[Dataset entries — start]

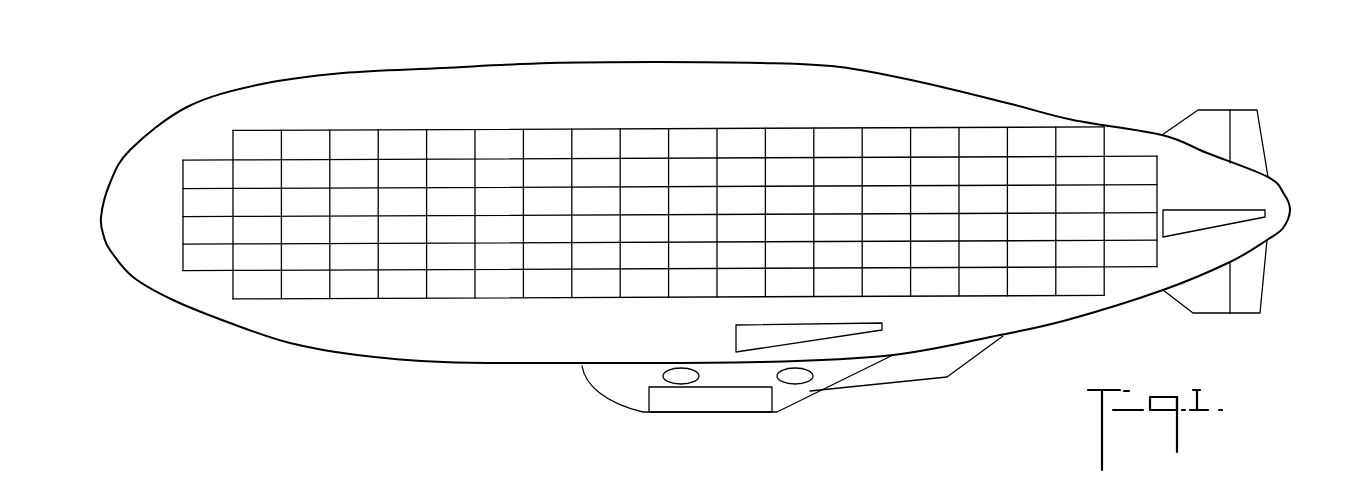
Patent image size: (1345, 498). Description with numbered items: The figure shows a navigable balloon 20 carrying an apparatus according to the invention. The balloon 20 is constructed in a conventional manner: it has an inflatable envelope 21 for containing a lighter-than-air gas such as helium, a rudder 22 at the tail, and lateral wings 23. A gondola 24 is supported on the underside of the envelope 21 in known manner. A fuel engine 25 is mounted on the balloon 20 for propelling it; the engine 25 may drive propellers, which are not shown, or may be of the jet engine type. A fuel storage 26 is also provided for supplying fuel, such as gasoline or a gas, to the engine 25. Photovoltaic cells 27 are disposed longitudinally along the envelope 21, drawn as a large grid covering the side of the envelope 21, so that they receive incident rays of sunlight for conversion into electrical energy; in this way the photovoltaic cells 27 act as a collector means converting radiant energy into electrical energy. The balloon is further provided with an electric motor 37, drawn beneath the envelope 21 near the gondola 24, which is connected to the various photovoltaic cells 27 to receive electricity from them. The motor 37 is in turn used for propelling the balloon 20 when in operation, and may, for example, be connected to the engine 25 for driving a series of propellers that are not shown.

The balloon 20 is at (695, 232).
The inflatable envelope 21 is at (920, 82).
The rudder 22 is at (1190, 212).
The lateral wings 23 is at (1215, 117).
The gondola 24 is at (675, 405).
The fuel engine 25 is at (797, 379).
The fuel storage 26 is at (908, 378).
The photovoltaic cells 27 is at (458, 158).
The electric motor 37 is at (677, 369).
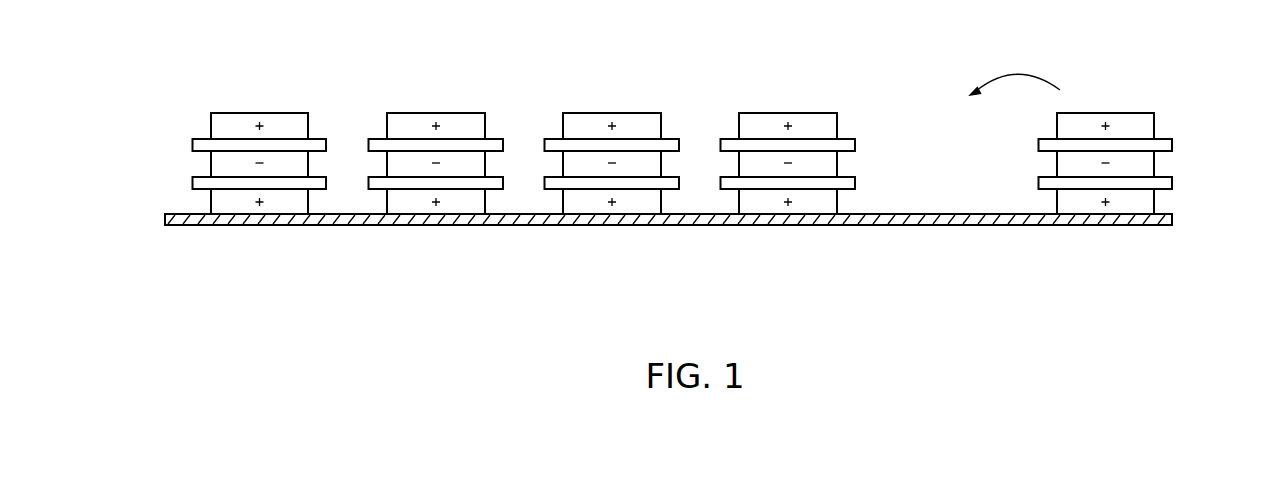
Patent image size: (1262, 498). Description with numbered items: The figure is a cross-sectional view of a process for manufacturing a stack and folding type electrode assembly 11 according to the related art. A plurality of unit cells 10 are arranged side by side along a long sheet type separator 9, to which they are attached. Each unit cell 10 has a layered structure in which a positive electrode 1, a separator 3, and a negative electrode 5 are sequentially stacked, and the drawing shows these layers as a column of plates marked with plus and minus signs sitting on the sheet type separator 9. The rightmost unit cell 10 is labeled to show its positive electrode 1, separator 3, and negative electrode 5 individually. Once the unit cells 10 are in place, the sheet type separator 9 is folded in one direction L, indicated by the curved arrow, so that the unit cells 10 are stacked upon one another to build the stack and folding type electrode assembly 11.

The positive electrode 1 is at (1148, 123).
The separator 3 is at (1167, 145).
The negative electrode 5 is at (1148, 167).
The sheet type separator 9 is at (1148, 220).
The unit cell 10 is at (1027, 113).
The stack and folding type electrode assembly 11 is at (285, 48).
The folding direction L is at (1015, 70).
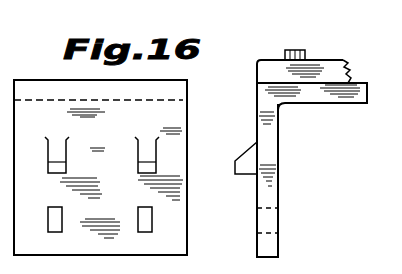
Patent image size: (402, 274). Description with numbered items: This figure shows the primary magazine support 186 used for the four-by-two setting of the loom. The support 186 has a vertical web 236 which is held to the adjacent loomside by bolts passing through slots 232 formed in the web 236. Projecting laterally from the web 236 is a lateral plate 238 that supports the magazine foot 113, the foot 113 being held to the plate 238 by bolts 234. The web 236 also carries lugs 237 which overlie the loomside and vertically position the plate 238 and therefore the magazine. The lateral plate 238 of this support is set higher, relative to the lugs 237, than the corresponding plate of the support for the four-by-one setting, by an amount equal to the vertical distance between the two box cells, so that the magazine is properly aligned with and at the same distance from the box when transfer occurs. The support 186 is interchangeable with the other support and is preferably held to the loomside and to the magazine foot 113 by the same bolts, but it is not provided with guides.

The magazine foot 113 is at (338, 62).
The magazine support 186 is at (180, 120).
The slots 232 is at (143, 232).
The bolts 234 is at (297, 52).
The web 236 is at (187, 235).
The lugs 237 is at (147, 153).
The lateral plate 238 is at (328, 100).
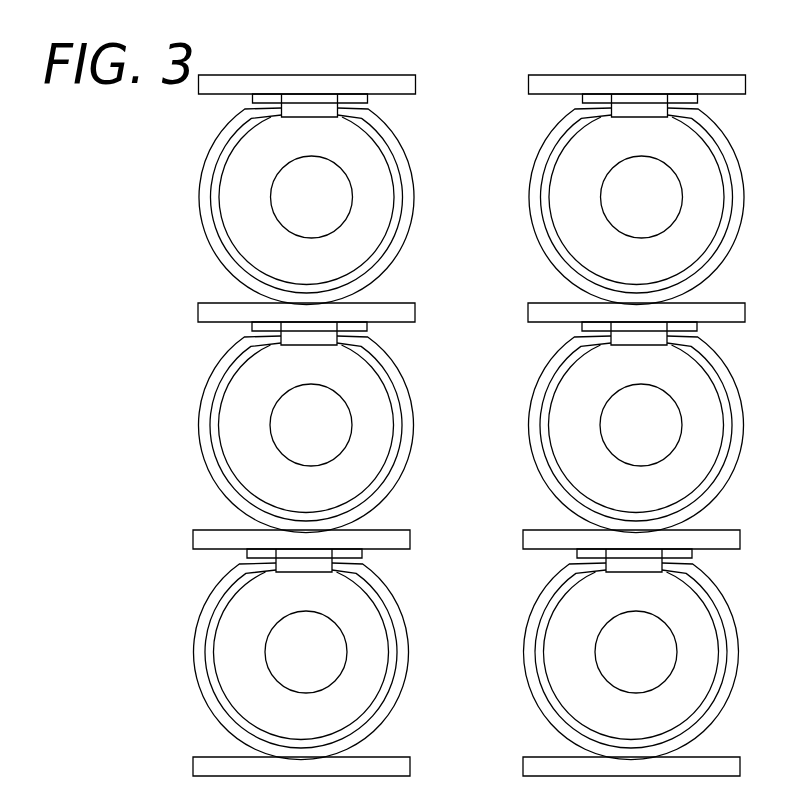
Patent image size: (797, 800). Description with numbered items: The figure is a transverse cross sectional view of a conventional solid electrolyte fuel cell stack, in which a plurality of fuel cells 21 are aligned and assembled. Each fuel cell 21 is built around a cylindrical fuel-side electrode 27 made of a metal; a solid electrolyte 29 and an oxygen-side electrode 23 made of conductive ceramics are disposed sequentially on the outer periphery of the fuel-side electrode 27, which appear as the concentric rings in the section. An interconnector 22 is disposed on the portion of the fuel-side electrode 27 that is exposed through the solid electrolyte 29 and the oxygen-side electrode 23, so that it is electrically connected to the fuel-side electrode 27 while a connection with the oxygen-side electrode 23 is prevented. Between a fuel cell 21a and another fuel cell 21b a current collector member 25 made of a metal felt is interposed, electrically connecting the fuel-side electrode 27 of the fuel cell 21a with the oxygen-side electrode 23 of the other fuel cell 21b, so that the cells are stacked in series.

The fuel cell 21 is at (78, 207).
The fuel cell 21a is at (176, 409).
The other fuel cell 21b is at (176, 211).
The interconnector 22 is at (290, 102).
The oxygen-side electrode 23 is at (387, 133).
The current collector member 25 is at (385, 83).
The fuel-side electrode 27 is at (383, 212).
The solid electrolyte 29 is at (395, 167).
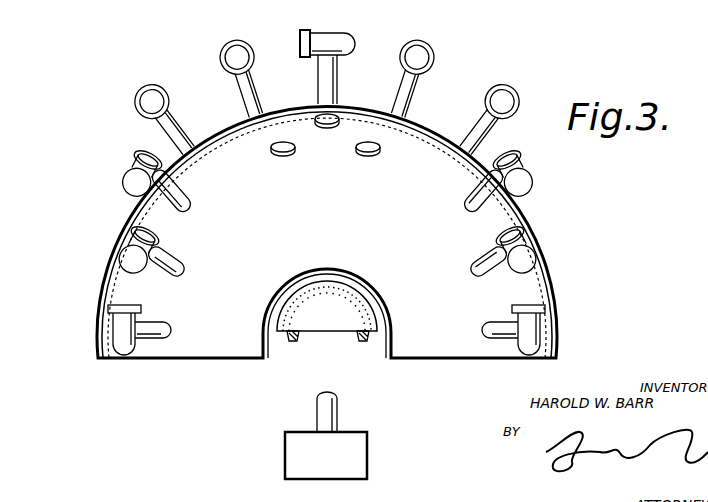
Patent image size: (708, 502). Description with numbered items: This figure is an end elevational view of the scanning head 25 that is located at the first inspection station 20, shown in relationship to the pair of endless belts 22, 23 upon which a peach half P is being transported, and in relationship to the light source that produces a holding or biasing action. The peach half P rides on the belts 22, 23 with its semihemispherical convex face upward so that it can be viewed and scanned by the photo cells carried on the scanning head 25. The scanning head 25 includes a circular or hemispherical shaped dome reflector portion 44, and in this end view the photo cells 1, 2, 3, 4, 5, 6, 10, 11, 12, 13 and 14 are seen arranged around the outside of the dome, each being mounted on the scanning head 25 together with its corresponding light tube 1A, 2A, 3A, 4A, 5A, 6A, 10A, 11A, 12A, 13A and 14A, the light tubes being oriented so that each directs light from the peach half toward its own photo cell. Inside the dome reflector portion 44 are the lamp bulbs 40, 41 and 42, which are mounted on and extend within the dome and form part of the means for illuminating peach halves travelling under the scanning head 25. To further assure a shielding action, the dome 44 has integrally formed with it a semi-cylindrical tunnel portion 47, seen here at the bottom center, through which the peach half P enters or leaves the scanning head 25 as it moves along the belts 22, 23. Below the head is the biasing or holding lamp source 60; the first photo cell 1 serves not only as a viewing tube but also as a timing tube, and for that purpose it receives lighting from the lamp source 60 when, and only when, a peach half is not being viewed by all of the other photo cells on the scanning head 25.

The photo cell 1 is at (345, 42).
The light tube 1A is at (333, 80).
The photo cell 2 is at (420, 57).
The light tube 2A is at (410, 96).
The photo cell 3 is at (505, 102).
The light tube 3A is at (492, 128).
The photo cell 4 is at (520, 180).
The light tube 4A is at (480, 196).
The photo cell 5 is at (527, 262).
The light tube 5A is at (490, 258).
The photo cell 6 is at (532, 333).
The light tube 6A is at (490, 338).
The photo cell 10 is at (244, 52).
The light tube 10A is at (262, 84).
The photo cell 11 is at (153, 100).
The light tube 11A is at (172, 118).
The photo cell 12 is at (130, 178).
The light tube 12A is at (175, 196).
The photo cell 13 is at (122, 257).
The light tube 13A is at (162, 256).
The photo cell 14 is at (118, 336).
The light tube 14A is at (160, 326).
The inspection station 20 is at (484, 65).
The endless belt 22 is at (291, 342).
The endless belt 23 is at (362, 342).
The scanning head 25 is at (562, 307).
The lamp bulb 40 is at (340, 121).
The lamp bulb 41 is at (283, 153).
The lamp bulb 42 is at (368, 154).
The dome reflector portion 44 is at (540, 278).
The semi-cylindrical tunnel portion 47 is at (381, 293).
The peach half P is at (340, 290).
The biasing or holding lamp source 60 is at (362, 455).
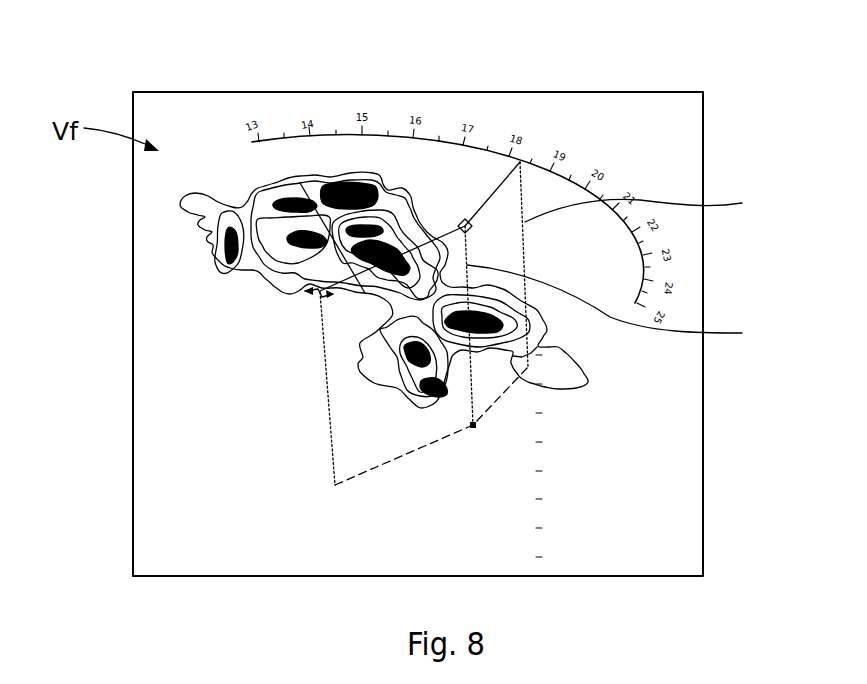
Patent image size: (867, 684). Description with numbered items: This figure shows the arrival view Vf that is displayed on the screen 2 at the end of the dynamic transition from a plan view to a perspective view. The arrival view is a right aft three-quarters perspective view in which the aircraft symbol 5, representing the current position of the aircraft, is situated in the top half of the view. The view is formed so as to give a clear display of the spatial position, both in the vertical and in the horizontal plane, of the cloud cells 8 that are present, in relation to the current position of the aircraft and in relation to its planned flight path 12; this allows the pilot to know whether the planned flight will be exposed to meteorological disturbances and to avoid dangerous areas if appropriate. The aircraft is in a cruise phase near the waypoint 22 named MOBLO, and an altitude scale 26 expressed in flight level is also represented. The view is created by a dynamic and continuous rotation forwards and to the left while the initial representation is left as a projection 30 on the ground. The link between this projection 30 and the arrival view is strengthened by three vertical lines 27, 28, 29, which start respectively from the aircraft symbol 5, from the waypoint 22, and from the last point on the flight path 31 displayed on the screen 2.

The screen 2 is at (578, 578).
The aircraft symbol 5 is at (317, 296).
The cloud cells 8 is at (268, 167).
The flight path 12 is at (500, 178).
The waypoint 22 is at (466, 219).
The altitude scale 26 is at (598, 461).
The vertical line 27 is at (327, 383).
The vertical line 28 is at (618, 306).
The vertical line 29 is at (647, 205).
The projection 30 is at (391, 463).
The last point on the flight path 31 is at (521, 161).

[Dataset entries — finish]

What you are asked to do
Your task is to reproduce exactly the lines that begin with the one containing "Patent image size: (867, 684)." and continue to the end of the data, both ends included.

Output below
Patent image size: (867, 684). Description with numbered items: This figure shows the arrival view Vf that is displayed on the screen 2 at the end of the dynamic transition from a plan view to a perspective view. The arrival view is a right aft three-quarters perspective view in which the aircraft symbol 5, representing the current position of the aircraft, is situated in the top half of the view. The view is formed so as to give a clear display of the spatial position, both in the vertical and in the horizontal plane, of the cloud cells 8 that are present, in relation to the current position of the aircraft and in relation to its planned flight path 12; this allows the pilot to know whether the planned flight will be exposed to meteorological disturbances and to avoid dangerous areas if appropriate. The aircraft is in a cruise phase near the waypoint 22 named MOBLO, and an altitude scale 26 expressed in flight level is also represented. The view is created by a dynamic and continuous rotation forwards and to the left while the initial representation is left as a projection 30 on the ground. The link between this projection 30 and the arrival view is strengthened by three vertical lines 27, 28, 29, which start respectively from the aircraft symbol 5, from the waypoint 22, and from the last point on the flight path 31 displayed on the screen 2.

The screen 2 is at (578, 578).
The aircraft symbol 5 is at (317, 296).
The cloud cells 8 is at (268, 167).
The flight path 12 is at (500, 178).
The waypoint 22 is at (466, 219).
The altitude scale 26 is at (598, 461).
The vertical line 27 is at (327, 383).
The vertical line 28 is at (618, 306).
The vertical line 29 is at (647, 205).
The projection 30 is at (391, 463).
The last point on the flight path 31 is at (521, 161).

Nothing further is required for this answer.